AVAILABLE RECORDS:
----
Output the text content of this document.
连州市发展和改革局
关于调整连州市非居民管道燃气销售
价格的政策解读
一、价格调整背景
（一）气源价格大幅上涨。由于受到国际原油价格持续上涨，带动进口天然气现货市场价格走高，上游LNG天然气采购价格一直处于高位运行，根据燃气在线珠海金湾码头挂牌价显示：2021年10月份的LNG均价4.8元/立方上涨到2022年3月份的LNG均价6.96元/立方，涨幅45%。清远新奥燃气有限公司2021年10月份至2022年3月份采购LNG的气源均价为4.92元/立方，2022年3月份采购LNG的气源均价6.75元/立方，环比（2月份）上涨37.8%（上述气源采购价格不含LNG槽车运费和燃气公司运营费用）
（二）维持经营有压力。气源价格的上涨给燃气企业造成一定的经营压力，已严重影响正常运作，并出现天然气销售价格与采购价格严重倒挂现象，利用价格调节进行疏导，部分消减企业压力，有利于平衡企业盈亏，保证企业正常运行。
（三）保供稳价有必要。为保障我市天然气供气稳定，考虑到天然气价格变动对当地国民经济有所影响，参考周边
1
----
WHAT IS BEING ASKED: Print out every record again, exactly and in full.

RESULT BELOW:
Output the text content of this document.
连州市发展和改革局
关于调整连州市非居民管道燃气销售
价格的政策解读
一、价格调整背景
（一）气源价格大幅上涨。由于受到国际原油价格持续上涨，带动进口天然气现货市场价格走高，上游LNG天然气采购价格一直处于高位运行，根据燃气在线珠海金湾码头挂牌价显示：2021年10月份的LNG均价4.8元/立方上涨到2022年3月份的LNG均价6.96元/立方，涨幅45%。清远新奥燃气有限公司2021年10月份至2022年3月份采购LNG的气源均价为4.92元/立方，2022年3月份采购LNG的气源均价6.75元/立方，环比（2月份）上涨37.8%（上述气源采购价格不含LNG槽车运费和燃气公司运营费用）
（二）维持经营有压力。气源价格的上涨给燃气企业造成一定的经营压力，已严重影响正常运作，并出现天然气销售价格与采购价格严重倒挂现象，利用价格调节进行疏导，部分消减企业压力，有利于平衡企业盈亏，保证企业正常运行。
（三）保供稳价有必要。为保障我市天然气供气稳定，考虑到天然气价格变动对当地国民经济有所影响，参考周边
1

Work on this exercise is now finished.